Copy the lines of the listing below verbatim, beginning at the line containing "signal-bars-icon (812, 50, 848, 78)" and continuing through the line containing "payment-decimal: 99 (862, 1141, 908, 1179)".

[Boxed element entries]
☆ ☆ ☆
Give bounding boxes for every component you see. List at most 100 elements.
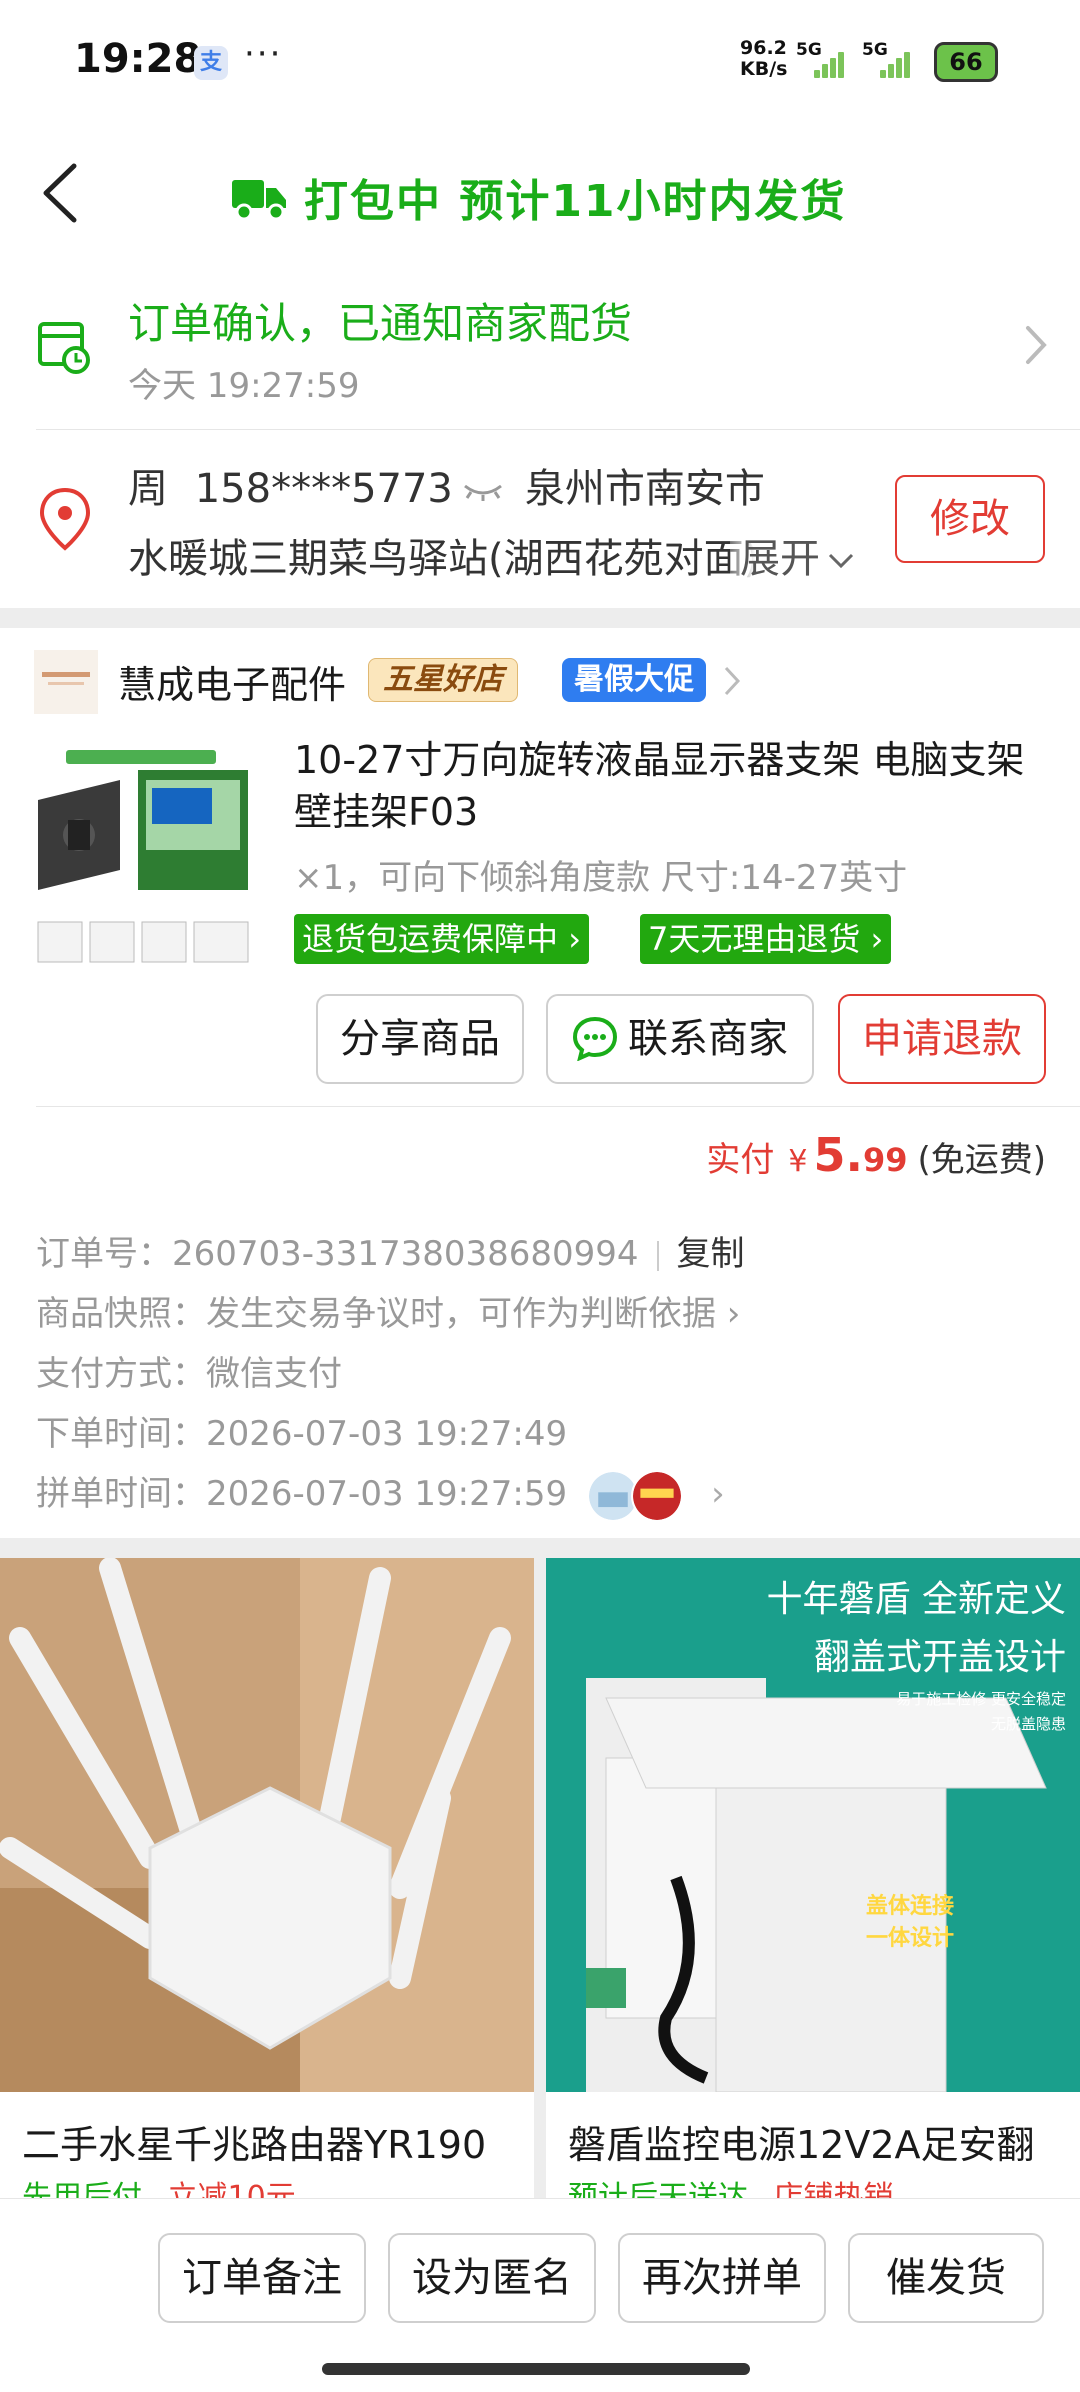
signal-bars-icon (812, 50, 848, 78)
recommendation-title: 二手水星千兆路由器YR190 (22, 2123, 487, 2167)
eye-closed-icon[interactable] (461, 480, 505, 502)
divider (656, 1240, 659, 1271)
payment-method-label: 支付方式： (36, 1354, 206, 1394)
return-shipping-tag[interactable]: 退货包运费保障中 › (294, 914, 589, 964)
urge-shipping-button[interactable]: 催发货 (848, 2233, 1044, 2323)
router-product-image (0, 1558, 534, 2092)
payment-integer: 5. (813, 1128, 863, 1182)
payment-decimal: 99 (862, 1141, 908, 1179)
product-spec: ×1，可向下倾斜角度款 尺寸:14-27英寸 (294, 858, 908, 898)
ad-small-2: 无脱盖隐患 (990, 1715, 1066, 1733)
copy-order-number-button[interactable]: 复制 (677, 1234, 745, 1274)
order-note-button[interactable]: 订单备注 (158, 2233, 366, 2323)
back-arrow-icon[interactable] (36, 158, 96, 228)
payment-summary: 实付 ¥ 5. 99 (免运费) (706, 1128, 1046, 1182)
recommendation-grid: 二手水星千兆路由器YR190 先用后付 立减10元 十年磐盾 全新定义 翻盖式开… (0, 1558, 1080, 2198)
payment-method: 微信支付 (206, 1354, 342, 1394)
bottom-action-bar: 订单备注 设为匿名 再次拼单 催发货 (0, 2198, 1080, 2392)
progress-time: 今天 19:27:59 (128, 366, 360, 406)
chevron-right-icon[interactable] (722, 664, 742, 698)
address-expand[interactable]: 展开 (730, 526, 856, 584)
ad-callout: 盖体连接 一体设计 (866, 1888, 954, 1952)
receiver-city: 泉州市南安市 (524, 466, 765, 512)
recommendation-tags: 先用后付 立减10元 (22, 2172, 296, 2198)
chevron-right-icon (1026, 326, 1047, 364)
status-bar: 19:28 支 ··· 96.2 KB/s 5G 5G 66 (0, 0, 1080, 130)
battery-level: 66 (949, 48, 983, 76)
order-number: 260703-331738038680994 (172, 1234, 639, 1274)
chevron-down-icon (828, 553, 854, 569)
ad-callout-1: 盖体连接 (866, 1894, 955, 1919)
header-title: 打包中 预计11小时内发货 (304, 176, 847, 227)
group-avatars (587, 1469, 697, 1522)
delivery-estimate-tag: 预计后天送达 (568, 2180, 748, 2198)
recommendation-title: 磐盾监控电源12V2A足安翻 (568, 2123, 1035, 2167)
address-card[interactable]: 周 158****5773 泉州市南安市 水暖城三期菜鸟驿站(湖西花苑对面) 展… (0, 430, 1080, 608)
share-product-button[interactable]: 分享商品 (316, 994, 524, 1084)
chat-icon (572, 1016, 618, 1061)
recommendation-card[interactable]: 二手水星千兆路由器YR190 先用后付 立减10元 (0, 1558, 534, 2198)
status-more-icon: ··· (244, 34, 283, 74)
request-refund-button[interactable]: 申请退款 (838, 994, 1046, 1084)
return-shipping-label: 退货包运费保障中 (302, 920, 559, 958)
order-number-label: 订单号： (36, 1234, 172, 1274)
chevron-right-icon: › (716, 1294, 741, 1334)
group-time-label: 拼单时间： (36, 1474, 206, 1514)
order-time-row: 下单时间：2026-07-03 19:27:49 (36, 1406, 567, 1455)
ad-small-1: 易于施工检修 更安全稳定 (896, 1690, 1066, 1708)
signal-bars-icon (878, 50, 914, 78)
snapshot-label: 商品快照： (36, 1294, 206, 1334)
discount-tag: 立减10元 (167, 2180, 296, 2198)
recommendation-tags: 预计后天送达 店铺热销 (568, 2172, 894, 2198)
chevron-right-icon: › (711, 1474, 725, 1514)
avatar (631, 1469, 684, 1522)
payment-currency: ¥ (788, 1144, 808, 1179)
progress-title: 订单确认，已通知商家配货 (128, 299, 633, 348)
order-confirm-icon (38, 322, 90, 374)
order-time: 2026-07-03 19:27:49 (206, 1414, 568, 1454)
expand-label: 展开 (740, 536, 820, 582)
ad-callout-2: 一体设计 (866, 1926, 955, 1951)
home-indicator[interactable] (322, 2363, 750, 2375)
receiver-phone: 158****5773 (194, 466, 453, 512)
order-card: 慧成电子配件 五星好店 暑假大促 10-27寸万向旋转液晶显示器支架 电脑支架壁… (0, 628, 1080, 1538)
contact-seller-label: 联系商家 (628, 1016, 788, 1062)
receiver-name: 周 (128, 466, 168, 512)
location-pin-icon (39, 487, 91, 551)
edit-address-button[interactable]: 修改 (895, 475, 1045, 563)
order-number-row: 订单号：260703-331738038680994 复制 (36, 1226, 745, 1275)
status-time: 19:28 (74, 36, 202, 82)
product-image[interactable] (28, 740, 258, 970)
set-anonymous-button[interactable]: 设为匿名 (388, 2233, 596, 2323)
summer-promo-badge: 暑假大促 (562, 658, 706, 702)
seven-day-return-tag[interactable]: 7天无理由退货 › (640, 914, 892, 964)
contact-seller-button[interactable]: 联系商家 (546, 994, 814, 1084)
alipay-icon: 支 (194, 46, 228, 80)
recommendation-card[interactable]: 十年磐盾 全新定义 翻盖式开盖设计 易于施工检修 更安全稳定 无脱盖隐患 盖体连… (546, 1558, 1080, 2198)
reorder-button[interactable]: 再次拼单 (618, 2233, 826, 2323)
snapshot-row[interactable]: 商品快照：发生交易争议时，可作为判断依据 › (36, 1286, 740, 1335)
header: 打包中 预计11小时内发货 (0, 130, 1080, 260)
pay-later-tag: 先用后付 (22, 2180, 142, 2198)
truck-icon (232, 180, 286, 220)
payment-label: 实付 (706, 1140, 775, 1180)
ad-line-2: 翻盖式开盖设计 (813, 1637, 1066, 1678)
seven-day-return-label: 7天无理由退货 (648, 920, 861, 958)
shop-logo[interactable] (34, 650, 98, 714)
snapshot-value: 发生交易争议时，可作为判断依据 (206, 1294, 716, 1334)
five-star-shop-badge: 五星好店 (368, 658, 518, 702)
net-speed-unit: KB/s (740, 58, 788, 80)
divider (36, 1106, 1080, 1107)
hot-sale-tag: 店铺热销 (773, 2180, 894, 2198)
product-title[interactable]: 10-27寸万向旋转液晶显示器支架 电脑支架壁挂架F03 (294, 734, 1034, 838)
payment-method-row: 支付方式：微信支付 (36, 1346, 342, 1395)
address-contact: 周 158****5773 泉州市南安市 (128, 456, 765, 514)
group-time: 2026-07-03 19:27:59 (206, 1474, 568, 1514)
group-time-row[interactable]: 拼单时间：2026-07-03 19:27:59 › (36, 1466, 725, 1522)
ad-line-1: 十年磐盾 全新定义 (766, 1579, 1066, 1620)
shop-name[interactable]: 慧成电子配件 (118, 654, 346, 709)
battery-icon: 66 (934, 42, 998, 82)
order-time-label: 下单时间： (36, 1414, 206, 1454)
logistics-progress[interactable]: 订单确认，已通知商家配货 今天 19:27:59 (0, 260, 1080, 430)
ad-overlay: 十年磐盾 全新定义 翻盖式开盖设计 易于施工检修 更安全稳定 无脱盖隐患 (767, 1570, 1066, 1734)
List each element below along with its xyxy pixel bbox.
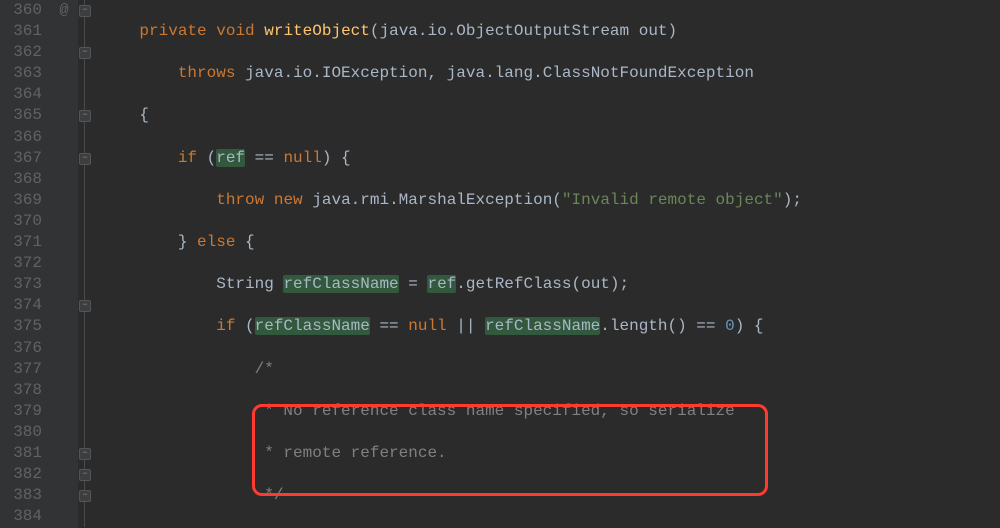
code-line[interactable]: throws java.io.IOException, java.lang.Cl…	[101, 63, 1000, 84]
line-number: 362	[4, 42, 42, 63]
code-line[interactable]: if (refClassName == null || refClassName…	[101, 316, 1000, 337]
line-number: 363	[4, 63, 42, 84]
code-line[interactable]: } else {	[101, 232, 1000, 253]
line-number: 382	[4, 464, 42, 485]
override-marker-icon[interactable]: @	[50, 0, 78, 21]
fold-gutter: − − − − − − − −	[78, 0, 93, 528]
identifier-highlight: ref	[216, 149, 245, 167]
code-editor[interactable]: 360 361 362 363 364 365 366 367 368 369 …	[0, 0, 1000, 528]
line-number: 380	[4, 422, 42, 443]
code-line[interactable]: */	[101, 485, 1000, 506]
line-number: 369	[4, 190, 42, 211]
line-number: 379	[4, 401, 42, 422]
line-number: 375	[4, 316, 42, 337]
line-number: 370	[4, 211, 42, 232]
gutter-markers: @	[50, 0, 78, 528]
line-number: 377	[4, 359, 42, 380]
line-number: 365	[4, 105, 42, 126]
code-line[interactable]: {	[101, 105, 1000, 126]
fold-toggle-icon[interactable]: −	[79, 5, 91, 17]
fold-toggle-icon[interactable]: −	[79, 47, 91, 59]
line-number: 378	[4, 380, 42, 401]
code-line[interactable]: * remote reference.	[101, 443, 1000, 464]
fold-toggle-icon[interactable]: −	[79, 490, 91, 502]
code-line[interactable]: if (ref == null) {	[101, 148, 1000, 169]
fold-toggle-icon[interactable]: −	[79, 300, 91, 312]
line-number: 384	[4, 506, 42, 527]
line-number: 374	[4, 295, 42, 316]
code-area[interactable]: private void writeObject(java.io.ObjectO…	[93, 0, 1000, 528]
line-number: 371	[4, 232, 42, 253]
line-number: 372	[4, 253, 42, 274]
line-number: 366	[4, 127, 42, 148]
code-line[interactable]: throw new java.rmi.MarshalException("Inv…	[101, 190, 1000, 211]
line-number: 376	[4, 338, 42, 359]
line-number: 381	[4, 443, 42, 464]
identifier-highlight: refClassName	[485, 317, 600, 335]
identifier-highlight: refClassName	[283, 275, 398, 293]
line-number-gutter: 360 361 362 363 364 365 366 367 368 369 …	[0, 0, 50, 528]
fold-toggle-icon[interactable]: −	[79, 448, 91, 460]
line-number: 368	[4, 169, 42, 190]
line-number: 360	[4, 0, 42, 21]
fold-toggle-icon[interactable]: −	[79, 469, 91, 481]
identifier-highlight: ref	[427, 275, 456, 293]
line-number: 364	[4, 84, 42, 105]
code-line[interactable]: /*	[101, 359, 1000, 380]
code-line[interactable]: * No reference class name specified, so …	[101, 401, 1000, 422]
line-number: 367	[4, 148, 42, 169]
line-number: 373	[4, 274, 42, 295]
fold-toggle-icon[interactable]: −	[79, 153, 91, 165]
code-line[interactable]: String refClassName = ref.getRefClass(ou…	[101, 274, 1000, 295]
fold-toggle-icon[interactable]: −	[79, 110, 91, 122]
line-number: 383	[4, 485, 42, 506]
identifier-highlight: refClassName	[255, 317, 370, 335]
code-line[interactable]: private void writeObject(java.io.ObjectO…	[101, 21, 1000, 42]
line-number: 361	[4, 21, 42, 42]
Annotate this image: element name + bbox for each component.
☆ ☆ ☆
**RESULT OF THIS EXERCISE**
signal-bars-icon (812, 50, 848, 78)
recommendation-title: 二手水星千兆路由器YR190 (22, 2123, 487, 2167)
eye-closed-icon[interactable] (461, 480, 505, 502)
divider (656, 1240, 659, 1271)
payment-method-label: 支付方式： (36, 1354, 206, 1394)
return-shipping-tag[interactable]: 退货包运费保障中 › (294, 914, 589, 964)
urge-shipping-button[interactable]: 催发货 (848, 2233, 1044, 2323)
router-product-image (0, 1558, 534, 2092)
payment-integer: 5. (813, 1128, 863, 1182)
payment-decimal: 99 (862, 1141, 908, 1179)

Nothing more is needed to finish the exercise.